● **What you have to do**: The entries below contain pictures. Retype everything except those pictures, exactly as given.

● **Raw data**:
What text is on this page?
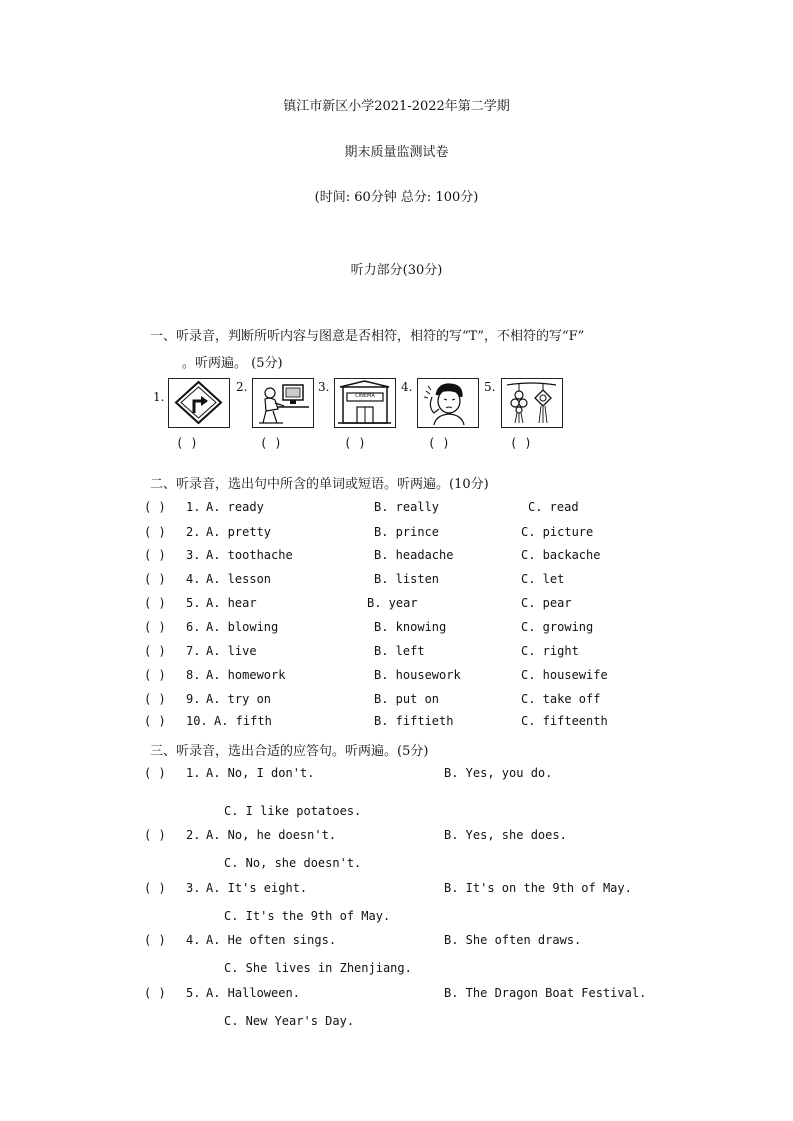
镇江市新区小学2021-2022年第二学期
期末质量监测试卷
(时间: 60分钟 总分: 100分)
听力部分(30分)
一、听录音，判断所听内容与图意是否相符，相符的写“T”，不相符的写“F”
。听两遍。 (5分)
1.
( )
2.
( )
3.
CINEMA
( )
4.
( )
5.
( )
二、听录音，选出句中所含的单词或短语。听两遍。(10分)
( ) 1. A. ready	B. really	C. read
( ) 2. A. pretty	B. prince	C. picture
( ) 3. A. toothache	B. headache	C. backache
( ) 4. A. lesson	B. listen	C. let
( ) 5. A. hear	B. year	C. pear
( ) 6. A. blowing	B. knowing	C. growing
( ) 7. A. live	B. left	C. right
( ) 8. A. homework	B. housework	C. housewife
( ) 9. A. try on	B. put on	C. take off
( ) 10. A. fifth	B. fiftieth	C. fifteenth
三、听录音，选出合适的应答句。听两遍。(5分)
( ) 1. A. No, I don't.	B. Yes, you do.
C. I like potatoes.
( ) 2. A. No, he doesn't.	B. Yes, she does.
C. No, she doesn't.
( ) 3. A. It's eight.	B. It's on the 9th of May.
C. It's the 9th of May.
( ) 4. A. He often sings.	B. She often draws.
C. She lives in Zhenjiang.
( ) 5. A. Halloween.	B. The Dragon Boat Festival.
C. New Year's Day.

● **Completed task**:
What text is on this page?
镇江市新区小学2021-2022年第二学期
期末质量监测试卷
(时间: 60分钟 总分: 100分)
听力部分(30分)
一、听录音，判断所听内容与图意是否相符，相符的写“T”，不相符的写“F”
。听两遍。 (5分)
1.
( )
2.
( )
3.
CINEMA
( )
4.
( )
5.
( )
二、听录音，选出句中所含的单词或短语。听两遍。(10分)
( ) 1. A. ready	B. really	C. read
( ) 2. A. pretty	B. prince	C. picture
( ) 3. A. toothache	B. headache	C. backache
( ) 4. A. lesson	B. listen	C. let
( ) 5. A. hear	B. year	C. pear
( ) 6. A. blowing	B. knowing	C. growing
( ) 7. A. live	B. left	C. right
( ) 8. A. homework	B. housework	C. housewife
( ) 9. A. try on	B. put on	C. take off
( ) 10. A. fifth	B. fiftieth	C. fifteenth
三、听录音，选出合适的应答句。听两遍。(5分)
( ) 1. A. No, I don't.	B. Yes, you do.
C. I like potatoes.
( ) 2. A. No, he doesn't.	B. Yes, she does.
C. No, she doesn't.
( ) 3. A. It's eight.	B. It's on the 9th of May.
C. It's the 9th of May.
( ) 4. A. He often sings.	B. She often draws.
C. She lives in Zhenjiang.
( ) 5. A. Halloween.	B. The Dragon Boat Festival.
C. New Year's Day.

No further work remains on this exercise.